### EXERCISE GOAL:
Identify every line in the records below that contains the word "english", and reproduce each one.

### INPUT ROWS:
------------------------------------------------------------

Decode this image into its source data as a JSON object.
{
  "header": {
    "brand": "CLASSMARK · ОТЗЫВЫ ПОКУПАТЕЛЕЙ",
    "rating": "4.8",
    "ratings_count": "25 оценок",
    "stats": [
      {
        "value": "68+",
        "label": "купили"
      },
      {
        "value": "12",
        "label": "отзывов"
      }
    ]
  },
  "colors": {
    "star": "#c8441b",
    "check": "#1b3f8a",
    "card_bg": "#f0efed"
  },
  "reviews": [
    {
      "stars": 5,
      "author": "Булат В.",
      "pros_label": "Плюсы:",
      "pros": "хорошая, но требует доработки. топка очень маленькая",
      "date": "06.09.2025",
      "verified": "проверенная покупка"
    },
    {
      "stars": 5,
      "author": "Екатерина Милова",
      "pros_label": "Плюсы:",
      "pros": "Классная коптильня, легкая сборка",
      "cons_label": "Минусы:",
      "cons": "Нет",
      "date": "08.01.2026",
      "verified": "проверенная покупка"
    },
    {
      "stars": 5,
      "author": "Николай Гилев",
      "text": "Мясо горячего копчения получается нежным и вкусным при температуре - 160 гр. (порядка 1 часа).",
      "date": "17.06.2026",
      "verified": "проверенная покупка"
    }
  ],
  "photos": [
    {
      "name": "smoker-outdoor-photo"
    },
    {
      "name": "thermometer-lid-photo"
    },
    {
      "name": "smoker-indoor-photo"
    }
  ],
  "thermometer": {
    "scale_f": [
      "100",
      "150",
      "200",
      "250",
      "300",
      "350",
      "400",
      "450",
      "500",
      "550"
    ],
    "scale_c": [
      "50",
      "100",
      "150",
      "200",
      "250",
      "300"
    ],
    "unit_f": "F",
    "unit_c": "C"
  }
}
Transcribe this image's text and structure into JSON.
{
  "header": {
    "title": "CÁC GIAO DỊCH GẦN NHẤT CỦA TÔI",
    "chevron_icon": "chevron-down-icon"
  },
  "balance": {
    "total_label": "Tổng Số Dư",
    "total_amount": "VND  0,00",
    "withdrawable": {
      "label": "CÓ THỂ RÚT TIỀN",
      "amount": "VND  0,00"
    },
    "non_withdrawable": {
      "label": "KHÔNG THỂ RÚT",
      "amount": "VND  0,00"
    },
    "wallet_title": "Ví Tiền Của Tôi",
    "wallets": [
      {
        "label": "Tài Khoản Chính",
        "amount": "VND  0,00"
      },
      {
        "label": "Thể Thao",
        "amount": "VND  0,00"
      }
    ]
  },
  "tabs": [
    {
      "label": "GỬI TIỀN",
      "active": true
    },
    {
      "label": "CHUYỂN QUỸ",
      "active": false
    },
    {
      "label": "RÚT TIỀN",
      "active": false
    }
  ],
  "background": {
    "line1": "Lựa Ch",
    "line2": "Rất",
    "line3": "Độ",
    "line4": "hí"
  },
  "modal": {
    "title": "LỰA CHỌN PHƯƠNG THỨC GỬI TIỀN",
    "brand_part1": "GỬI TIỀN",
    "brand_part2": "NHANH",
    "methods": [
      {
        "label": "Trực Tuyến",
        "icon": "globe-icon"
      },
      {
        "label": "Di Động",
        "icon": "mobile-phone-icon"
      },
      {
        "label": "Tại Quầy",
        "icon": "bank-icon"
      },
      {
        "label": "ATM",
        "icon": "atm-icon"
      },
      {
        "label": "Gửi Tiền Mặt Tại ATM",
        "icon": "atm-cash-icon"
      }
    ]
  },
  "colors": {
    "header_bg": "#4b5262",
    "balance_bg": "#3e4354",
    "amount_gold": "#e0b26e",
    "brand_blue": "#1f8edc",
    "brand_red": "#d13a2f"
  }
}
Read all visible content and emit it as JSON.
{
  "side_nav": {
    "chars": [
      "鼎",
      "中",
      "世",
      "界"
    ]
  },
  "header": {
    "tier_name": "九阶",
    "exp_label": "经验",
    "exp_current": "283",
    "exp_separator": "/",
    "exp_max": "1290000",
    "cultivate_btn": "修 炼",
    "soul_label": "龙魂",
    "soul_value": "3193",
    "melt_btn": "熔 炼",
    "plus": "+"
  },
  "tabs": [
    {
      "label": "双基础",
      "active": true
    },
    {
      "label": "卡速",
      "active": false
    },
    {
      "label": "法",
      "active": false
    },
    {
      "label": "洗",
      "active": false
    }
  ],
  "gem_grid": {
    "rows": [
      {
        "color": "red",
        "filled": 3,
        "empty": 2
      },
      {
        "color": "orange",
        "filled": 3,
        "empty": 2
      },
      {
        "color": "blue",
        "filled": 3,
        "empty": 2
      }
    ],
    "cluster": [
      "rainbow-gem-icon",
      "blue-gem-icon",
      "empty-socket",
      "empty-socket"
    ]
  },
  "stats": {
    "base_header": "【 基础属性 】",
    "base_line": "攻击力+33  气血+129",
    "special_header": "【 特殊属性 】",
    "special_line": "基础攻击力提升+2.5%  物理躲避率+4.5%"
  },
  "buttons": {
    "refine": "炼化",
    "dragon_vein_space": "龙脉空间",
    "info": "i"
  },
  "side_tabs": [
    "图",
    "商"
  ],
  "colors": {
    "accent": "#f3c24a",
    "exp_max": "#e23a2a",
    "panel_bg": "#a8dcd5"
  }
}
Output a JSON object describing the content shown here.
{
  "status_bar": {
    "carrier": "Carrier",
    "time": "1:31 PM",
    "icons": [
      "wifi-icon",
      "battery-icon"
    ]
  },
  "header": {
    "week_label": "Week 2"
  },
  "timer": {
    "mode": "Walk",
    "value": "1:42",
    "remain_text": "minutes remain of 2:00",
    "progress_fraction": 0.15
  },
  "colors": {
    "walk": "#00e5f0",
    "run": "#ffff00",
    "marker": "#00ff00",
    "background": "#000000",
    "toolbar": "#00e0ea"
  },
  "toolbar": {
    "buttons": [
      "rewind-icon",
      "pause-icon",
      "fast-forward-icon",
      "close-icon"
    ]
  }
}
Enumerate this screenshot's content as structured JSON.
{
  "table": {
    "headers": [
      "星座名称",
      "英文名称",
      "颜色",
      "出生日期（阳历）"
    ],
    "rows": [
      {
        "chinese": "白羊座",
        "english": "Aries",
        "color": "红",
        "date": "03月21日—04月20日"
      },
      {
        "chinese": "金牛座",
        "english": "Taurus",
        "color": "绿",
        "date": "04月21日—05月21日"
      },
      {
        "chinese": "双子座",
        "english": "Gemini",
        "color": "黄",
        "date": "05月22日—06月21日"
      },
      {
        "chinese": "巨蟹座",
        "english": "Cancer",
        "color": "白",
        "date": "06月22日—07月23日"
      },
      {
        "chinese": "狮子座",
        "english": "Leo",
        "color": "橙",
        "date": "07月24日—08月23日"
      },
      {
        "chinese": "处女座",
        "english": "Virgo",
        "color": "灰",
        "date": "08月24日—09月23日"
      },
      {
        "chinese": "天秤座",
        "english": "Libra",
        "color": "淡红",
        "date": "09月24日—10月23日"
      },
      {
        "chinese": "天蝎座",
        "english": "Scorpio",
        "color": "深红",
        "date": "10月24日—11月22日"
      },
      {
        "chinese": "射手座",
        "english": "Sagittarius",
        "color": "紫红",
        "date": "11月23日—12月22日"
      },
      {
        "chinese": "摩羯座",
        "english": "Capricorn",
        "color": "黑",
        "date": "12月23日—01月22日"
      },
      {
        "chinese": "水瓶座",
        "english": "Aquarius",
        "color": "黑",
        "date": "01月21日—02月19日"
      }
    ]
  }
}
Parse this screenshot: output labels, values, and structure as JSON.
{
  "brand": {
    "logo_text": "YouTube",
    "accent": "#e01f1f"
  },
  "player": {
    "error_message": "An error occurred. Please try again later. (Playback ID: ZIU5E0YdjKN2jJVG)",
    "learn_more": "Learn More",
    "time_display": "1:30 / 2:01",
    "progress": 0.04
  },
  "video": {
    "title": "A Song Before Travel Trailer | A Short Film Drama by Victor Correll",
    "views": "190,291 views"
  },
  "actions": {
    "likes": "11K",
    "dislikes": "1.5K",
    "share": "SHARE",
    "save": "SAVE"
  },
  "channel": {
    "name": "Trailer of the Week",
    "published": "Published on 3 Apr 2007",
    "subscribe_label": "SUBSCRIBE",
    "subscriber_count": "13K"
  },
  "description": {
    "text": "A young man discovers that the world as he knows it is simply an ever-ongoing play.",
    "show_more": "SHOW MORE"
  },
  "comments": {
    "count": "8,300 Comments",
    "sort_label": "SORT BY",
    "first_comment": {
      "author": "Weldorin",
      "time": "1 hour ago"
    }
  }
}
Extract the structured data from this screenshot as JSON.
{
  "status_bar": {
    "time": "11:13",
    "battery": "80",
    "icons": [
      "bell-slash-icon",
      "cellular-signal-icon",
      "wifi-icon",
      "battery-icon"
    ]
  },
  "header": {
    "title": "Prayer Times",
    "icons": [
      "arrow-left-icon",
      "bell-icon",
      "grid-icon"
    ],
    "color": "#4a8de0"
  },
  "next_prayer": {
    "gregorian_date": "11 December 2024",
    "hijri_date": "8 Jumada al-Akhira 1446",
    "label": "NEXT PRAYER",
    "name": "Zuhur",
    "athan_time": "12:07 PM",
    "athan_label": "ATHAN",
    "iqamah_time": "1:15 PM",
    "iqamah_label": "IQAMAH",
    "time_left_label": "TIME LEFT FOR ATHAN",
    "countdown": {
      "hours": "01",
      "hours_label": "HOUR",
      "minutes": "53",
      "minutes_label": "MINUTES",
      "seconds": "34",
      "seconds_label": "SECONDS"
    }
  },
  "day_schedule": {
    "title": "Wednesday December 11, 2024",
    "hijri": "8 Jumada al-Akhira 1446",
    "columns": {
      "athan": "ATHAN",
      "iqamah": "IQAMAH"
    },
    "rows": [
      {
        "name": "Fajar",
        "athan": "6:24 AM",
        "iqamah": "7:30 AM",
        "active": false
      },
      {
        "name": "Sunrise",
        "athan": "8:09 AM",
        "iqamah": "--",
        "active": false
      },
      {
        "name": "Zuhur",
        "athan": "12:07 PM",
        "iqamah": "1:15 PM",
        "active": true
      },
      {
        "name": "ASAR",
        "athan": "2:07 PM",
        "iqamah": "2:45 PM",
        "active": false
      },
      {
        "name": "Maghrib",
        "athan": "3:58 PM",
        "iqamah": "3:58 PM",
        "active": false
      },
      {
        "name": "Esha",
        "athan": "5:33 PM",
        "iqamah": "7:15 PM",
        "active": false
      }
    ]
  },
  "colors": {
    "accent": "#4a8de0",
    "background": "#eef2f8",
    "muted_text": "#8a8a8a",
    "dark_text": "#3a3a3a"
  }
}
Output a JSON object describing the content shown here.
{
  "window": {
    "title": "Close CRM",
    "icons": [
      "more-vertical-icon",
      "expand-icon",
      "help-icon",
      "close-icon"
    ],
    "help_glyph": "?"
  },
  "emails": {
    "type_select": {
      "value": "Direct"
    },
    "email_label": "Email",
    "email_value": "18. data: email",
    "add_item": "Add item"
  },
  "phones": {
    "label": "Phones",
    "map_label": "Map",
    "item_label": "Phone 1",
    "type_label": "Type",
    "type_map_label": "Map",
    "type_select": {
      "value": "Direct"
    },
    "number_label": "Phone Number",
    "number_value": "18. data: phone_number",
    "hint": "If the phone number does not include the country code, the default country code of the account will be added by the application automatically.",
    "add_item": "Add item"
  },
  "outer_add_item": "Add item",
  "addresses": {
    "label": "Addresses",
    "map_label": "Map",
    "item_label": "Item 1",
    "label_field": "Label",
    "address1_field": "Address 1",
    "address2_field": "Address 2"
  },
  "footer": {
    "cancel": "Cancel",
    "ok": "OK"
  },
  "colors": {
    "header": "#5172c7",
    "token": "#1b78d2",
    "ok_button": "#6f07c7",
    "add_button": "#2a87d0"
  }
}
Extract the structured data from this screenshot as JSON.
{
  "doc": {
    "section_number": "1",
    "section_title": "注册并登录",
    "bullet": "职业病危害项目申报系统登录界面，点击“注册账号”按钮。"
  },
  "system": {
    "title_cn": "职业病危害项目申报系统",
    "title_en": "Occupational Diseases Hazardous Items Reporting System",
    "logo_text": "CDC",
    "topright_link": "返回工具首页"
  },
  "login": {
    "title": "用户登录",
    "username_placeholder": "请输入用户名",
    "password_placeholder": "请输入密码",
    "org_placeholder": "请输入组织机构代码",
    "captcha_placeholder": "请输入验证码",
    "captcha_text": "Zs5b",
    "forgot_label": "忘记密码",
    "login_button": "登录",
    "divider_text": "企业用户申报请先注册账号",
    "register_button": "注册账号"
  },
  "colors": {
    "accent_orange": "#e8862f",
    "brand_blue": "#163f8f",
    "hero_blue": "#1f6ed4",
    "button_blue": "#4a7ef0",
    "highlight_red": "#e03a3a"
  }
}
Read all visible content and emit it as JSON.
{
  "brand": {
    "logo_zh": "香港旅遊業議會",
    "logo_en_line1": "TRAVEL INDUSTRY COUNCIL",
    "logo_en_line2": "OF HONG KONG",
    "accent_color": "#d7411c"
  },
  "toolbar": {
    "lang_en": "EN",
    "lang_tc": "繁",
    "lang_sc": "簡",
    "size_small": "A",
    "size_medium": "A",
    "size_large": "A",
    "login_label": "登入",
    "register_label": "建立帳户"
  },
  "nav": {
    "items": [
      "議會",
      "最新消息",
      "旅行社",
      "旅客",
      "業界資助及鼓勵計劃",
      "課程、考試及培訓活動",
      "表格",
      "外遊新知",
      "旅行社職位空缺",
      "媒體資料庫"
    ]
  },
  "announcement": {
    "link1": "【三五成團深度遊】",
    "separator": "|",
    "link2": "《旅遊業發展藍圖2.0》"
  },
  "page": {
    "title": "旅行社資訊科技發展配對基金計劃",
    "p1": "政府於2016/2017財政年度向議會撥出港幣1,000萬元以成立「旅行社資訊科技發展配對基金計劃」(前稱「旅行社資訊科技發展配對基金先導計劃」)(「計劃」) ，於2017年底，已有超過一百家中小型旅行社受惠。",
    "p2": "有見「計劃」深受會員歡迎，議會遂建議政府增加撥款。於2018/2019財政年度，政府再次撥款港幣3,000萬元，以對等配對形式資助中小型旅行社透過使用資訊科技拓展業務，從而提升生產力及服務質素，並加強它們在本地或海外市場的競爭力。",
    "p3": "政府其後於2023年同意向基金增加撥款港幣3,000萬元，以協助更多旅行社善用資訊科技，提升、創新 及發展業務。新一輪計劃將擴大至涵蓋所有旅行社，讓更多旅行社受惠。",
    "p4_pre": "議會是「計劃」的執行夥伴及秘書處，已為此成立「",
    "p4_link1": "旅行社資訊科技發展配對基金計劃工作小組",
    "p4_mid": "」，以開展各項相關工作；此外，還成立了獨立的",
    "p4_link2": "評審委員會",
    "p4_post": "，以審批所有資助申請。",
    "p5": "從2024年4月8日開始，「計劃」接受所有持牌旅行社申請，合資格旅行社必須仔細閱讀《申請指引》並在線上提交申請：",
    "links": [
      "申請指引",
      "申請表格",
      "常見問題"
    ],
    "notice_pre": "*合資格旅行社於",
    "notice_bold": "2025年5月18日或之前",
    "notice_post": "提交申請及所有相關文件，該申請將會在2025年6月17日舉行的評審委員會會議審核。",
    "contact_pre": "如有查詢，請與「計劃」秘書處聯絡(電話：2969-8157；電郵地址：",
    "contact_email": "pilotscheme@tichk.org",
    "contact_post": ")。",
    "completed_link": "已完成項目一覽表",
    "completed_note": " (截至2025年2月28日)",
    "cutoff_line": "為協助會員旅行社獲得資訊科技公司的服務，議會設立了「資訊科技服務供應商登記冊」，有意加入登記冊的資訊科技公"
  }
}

------------------------------------------------------------

### TASK ANSWER:
        "english": "Aries",
        "english": "Taurus",
        "english": "Gemini",
        "english": "Cancer",
        "english": "Leo",
        "english": "Virgo",
        "english": "Libra",
        "english": "Scorpio",
        "english": "Sagittarius",
        "english": "Capricorn",
        "english": "Aquarius",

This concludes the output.